>> START
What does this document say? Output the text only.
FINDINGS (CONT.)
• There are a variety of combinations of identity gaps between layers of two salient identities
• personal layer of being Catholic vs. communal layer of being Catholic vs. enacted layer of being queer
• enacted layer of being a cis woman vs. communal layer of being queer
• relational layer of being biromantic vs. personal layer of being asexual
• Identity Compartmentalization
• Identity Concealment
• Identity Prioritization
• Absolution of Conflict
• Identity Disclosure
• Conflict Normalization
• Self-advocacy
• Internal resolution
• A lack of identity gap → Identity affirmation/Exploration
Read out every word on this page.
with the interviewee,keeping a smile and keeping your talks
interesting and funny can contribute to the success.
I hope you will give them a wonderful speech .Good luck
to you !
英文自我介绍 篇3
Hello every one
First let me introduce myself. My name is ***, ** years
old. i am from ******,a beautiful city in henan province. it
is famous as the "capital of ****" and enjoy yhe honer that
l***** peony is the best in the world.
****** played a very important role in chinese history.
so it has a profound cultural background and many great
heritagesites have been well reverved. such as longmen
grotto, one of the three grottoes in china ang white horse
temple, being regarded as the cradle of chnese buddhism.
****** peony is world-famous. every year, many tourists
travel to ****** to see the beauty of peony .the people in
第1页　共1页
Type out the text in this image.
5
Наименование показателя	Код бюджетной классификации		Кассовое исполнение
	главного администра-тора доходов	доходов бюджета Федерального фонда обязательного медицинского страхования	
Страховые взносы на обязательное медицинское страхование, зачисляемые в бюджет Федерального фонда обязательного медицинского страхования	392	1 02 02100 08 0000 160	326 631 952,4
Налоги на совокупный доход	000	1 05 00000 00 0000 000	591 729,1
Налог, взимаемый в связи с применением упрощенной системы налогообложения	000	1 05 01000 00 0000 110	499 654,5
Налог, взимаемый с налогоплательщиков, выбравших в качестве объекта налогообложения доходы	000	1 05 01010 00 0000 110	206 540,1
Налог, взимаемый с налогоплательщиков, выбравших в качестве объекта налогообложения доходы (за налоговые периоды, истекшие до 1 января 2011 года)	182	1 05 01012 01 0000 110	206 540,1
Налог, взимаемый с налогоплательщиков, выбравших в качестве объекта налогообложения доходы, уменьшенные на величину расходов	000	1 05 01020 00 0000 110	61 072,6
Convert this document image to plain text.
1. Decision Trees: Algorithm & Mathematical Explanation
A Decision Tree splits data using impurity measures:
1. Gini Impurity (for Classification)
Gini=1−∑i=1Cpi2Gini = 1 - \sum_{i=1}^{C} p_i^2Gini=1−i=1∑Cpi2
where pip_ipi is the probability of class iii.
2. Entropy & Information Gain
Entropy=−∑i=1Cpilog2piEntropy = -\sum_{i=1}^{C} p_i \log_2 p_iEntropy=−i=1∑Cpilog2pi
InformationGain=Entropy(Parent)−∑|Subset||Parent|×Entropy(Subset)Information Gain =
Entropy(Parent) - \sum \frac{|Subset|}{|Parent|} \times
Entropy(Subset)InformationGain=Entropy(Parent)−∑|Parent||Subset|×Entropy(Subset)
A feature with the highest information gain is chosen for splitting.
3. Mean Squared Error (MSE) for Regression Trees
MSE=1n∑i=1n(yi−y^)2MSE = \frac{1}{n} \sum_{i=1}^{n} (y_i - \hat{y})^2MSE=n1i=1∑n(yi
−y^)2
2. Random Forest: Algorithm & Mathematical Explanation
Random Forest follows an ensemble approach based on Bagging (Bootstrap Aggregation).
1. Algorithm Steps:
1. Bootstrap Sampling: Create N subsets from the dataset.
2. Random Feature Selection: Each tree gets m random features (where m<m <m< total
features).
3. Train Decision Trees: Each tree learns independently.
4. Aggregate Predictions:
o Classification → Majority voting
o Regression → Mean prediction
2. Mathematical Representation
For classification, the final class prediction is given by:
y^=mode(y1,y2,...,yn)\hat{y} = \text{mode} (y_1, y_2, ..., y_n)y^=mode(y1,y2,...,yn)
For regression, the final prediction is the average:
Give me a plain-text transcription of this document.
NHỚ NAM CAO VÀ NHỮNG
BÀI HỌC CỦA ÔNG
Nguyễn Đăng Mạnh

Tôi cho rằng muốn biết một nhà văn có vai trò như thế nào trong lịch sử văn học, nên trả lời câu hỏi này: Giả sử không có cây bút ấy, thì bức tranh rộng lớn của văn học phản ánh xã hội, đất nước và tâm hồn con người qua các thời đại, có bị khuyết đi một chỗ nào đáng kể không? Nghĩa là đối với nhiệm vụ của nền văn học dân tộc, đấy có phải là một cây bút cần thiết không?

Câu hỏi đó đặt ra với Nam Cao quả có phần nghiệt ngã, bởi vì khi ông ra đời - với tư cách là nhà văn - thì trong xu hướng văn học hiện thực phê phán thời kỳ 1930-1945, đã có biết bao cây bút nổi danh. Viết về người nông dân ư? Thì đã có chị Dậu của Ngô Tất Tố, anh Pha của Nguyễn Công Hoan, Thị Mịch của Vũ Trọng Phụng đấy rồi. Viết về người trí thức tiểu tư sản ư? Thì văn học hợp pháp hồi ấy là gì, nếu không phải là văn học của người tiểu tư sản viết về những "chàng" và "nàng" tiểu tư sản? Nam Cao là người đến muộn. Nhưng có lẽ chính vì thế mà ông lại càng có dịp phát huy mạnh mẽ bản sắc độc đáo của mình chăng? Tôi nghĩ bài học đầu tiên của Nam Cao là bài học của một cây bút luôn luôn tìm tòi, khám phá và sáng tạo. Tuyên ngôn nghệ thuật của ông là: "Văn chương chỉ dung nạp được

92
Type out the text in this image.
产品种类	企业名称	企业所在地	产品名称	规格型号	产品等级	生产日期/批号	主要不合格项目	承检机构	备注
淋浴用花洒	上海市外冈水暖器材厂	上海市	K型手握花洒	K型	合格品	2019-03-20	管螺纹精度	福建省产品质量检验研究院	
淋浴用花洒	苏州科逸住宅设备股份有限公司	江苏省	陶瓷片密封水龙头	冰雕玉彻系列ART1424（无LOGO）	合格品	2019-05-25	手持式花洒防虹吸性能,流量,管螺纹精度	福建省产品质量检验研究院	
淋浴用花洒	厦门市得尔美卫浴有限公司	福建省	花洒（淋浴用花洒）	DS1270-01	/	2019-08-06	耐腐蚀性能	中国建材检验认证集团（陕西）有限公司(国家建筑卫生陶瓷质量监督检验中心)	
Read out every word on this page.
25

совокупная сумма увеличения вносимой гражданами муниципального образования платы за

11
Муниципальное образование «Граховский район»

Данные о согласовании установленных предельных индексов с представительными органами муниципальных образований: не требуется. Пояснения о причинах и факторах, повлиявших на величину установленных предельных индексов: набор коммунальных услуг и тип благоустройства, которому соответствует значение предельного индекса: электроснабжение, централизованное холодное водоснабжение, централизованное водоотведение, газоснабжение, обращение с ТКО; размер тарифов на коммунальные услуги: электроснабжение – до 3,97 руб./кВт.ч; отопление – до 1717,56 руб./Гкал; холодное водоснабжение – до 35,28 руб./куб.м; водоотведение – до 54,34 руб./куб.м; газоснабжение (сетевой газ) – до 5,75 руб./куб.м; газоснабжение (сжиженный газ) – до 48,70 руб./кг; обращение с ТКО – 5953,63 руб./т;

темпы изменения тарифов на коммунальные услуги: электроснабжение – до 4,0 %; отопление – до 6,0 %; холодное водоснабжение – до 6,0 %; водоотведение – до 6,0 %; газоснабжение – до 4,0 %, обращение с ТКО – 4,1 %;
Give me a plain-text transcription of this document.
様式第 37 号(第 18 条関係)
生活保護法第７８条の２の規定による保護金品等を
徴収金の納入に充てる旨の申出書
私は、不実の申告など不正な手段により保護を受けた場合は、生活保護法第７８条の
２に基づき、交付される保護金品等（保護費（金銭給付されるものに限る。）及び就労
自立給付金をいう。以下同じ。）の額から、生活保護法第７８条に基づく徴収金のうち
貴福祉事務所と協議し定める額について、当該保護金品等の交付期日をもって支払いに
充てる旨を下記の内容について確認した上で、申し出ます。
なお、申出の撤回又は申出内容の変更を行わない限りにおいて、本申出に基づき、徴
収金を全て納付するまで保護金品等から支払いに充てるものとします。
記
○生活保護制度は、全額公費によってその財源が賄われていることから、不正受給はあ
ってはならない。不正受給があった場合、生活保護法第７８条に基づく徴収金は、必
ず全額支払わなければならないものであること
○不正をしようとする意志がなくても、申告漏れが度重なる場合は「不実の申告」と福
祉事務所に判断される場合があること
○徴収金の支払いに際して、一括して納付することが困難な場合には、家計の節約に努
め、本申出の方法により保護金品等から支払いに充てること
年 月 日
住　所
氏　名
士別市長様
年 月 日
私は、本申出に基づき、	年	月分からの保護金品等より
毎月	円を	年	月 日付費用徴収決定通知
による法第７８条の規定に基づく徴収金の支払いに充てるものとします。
>> END
- [Set task]
Using the listing above, gather each line that holds the string "many" and copy it.

- [Exercise result]
so it has a profound cultural background and many great
****** peony is world-famous. every year, many tourists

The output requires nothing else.